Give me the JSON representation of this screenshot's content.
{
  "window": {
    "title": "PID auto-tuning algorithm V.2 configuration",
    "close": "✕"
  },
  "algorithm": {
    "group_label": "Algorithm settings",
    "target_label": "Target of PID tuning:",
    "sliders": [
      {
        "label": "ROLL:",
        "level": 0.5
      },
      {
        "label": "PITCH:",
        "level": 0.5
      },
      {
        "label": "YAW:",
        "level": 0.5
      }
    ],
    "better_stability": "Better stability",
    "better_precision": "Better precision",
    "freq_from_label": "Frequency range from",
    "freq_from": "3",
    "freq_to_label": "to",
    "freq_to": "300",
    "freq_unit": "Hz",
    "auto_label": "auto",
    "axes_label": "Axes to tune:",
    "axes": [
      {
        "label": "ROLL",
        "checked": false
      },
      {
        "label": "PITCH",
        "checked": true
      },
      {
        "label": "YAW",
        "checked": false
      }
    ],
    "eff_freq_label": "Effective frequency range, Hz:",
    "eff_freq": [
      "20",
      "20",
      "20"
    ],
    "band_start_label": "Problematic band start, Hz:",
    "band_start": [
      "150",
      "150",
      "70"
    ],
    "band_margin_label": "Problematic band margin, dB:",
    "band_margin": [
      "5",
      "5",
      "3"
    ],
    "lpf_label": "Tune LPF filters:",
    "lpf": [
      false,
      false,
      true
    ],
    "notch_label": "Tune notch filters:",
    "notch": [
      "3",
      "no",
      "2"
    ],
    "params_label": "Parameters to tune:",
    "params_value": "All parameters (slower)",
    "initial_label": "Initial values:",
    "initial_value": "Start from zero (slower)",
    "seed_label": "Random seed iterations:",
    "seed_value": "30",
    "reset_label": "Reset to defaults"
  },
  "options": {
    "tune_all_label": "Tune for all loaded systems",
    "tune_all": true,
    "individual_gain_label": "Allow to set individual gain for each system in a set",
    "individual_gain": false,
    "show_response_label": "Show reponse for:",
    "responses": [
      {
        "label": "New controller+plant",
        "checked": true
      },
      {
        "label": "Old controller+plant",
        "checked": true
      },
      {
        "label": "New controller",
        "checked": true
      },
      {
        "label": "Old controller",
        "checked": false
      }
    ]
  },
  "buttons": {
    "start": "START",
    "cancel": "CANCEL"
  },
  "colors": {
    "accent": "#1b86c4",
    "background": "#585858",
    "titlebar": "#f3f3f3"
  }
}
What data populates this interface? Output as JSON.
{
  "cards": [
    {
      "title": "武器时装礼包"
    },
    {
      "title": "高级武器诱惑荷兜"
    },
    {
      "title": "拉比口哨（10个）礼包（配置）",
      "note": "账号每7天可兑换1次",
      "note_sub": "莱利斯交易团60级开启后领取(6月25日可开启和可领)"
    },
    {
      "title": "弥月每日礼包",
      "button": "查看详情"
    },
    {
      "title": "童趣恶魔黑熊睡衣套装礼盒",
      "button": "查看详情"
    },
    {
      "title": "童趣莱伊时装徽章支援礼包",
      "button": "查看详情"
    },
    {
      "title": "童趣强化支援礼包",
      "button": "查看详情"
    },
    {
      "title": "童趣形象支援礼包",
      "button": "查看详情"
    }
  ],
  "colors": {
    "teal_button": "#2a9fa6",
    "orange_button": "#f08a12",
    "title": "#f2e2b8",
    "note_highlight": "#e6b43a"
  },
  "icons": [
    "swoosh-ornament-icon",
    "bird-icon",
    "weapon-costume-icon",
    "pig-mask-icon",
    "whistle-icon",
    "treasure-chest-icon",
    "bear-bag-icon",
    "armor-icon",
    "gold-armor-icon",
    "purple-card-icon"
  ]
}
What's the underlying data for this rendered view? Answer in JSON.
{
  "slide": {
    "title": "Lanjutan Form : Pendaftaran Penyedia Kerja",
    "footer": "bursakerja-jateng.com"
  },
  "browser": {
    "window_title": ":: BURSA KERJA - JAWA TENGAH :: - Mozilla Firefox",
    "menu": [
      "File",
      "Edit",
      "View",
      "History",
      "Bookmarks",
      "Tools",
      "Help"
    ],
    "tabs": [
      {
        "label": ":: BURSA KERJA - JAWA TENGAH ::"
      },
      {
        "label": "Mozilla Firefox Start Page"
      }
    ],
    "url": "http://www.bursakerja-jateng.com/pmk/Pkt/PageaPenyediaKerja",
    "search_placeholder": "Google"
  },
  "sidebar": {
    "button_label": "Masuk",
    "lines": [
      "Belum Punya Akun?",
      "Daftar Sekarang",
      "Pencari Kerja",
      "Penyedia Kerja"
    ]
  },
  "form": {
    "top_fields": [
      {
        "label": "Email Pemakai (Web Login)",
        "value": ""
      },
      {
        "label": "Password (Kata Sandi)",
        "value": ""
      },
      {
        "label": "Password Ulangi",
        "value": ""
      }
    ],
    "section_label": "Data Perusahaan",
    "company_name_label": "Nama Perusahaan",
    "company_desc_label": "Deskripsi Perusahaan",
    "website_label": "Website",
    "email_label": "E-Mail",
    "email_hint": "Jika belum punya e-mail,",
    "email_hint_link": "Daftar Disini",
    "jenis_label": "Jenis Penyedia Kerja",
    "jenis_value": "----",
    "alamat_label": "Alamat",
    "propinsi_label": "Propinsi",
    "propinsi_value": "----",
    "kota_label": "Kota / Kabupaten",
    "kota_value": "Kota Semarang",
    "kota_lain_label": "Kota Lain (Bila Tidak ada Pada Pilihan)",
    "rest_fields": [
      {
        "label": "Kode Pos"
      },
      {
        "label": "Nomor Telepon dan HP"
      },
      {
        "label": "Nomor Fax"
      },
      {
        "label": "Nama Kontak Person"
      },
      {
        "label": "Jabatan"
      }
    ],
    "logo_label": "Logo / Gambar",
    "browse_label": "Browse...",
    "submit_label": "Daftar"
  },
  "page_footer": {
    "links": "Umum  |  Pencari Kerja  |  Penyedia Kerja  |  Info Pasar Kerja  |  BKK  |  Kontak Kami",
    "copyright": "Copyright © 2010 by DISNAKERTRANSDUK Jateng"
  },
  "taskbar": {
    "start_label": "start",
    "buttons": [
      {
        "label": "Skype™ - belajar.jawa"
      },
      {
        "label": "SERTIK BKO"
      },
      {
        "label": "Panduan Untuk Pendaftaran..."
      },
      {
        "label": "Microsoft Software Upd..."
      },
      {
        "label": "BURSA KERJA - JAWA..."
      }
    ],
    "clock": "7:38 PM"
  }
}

*Goal:* Go through the listing above and list every line that has the word "Nama".

*Written answer:*
    "company_name_label": "Nama Perusahaan",
        "label": "Nama Kontak Person"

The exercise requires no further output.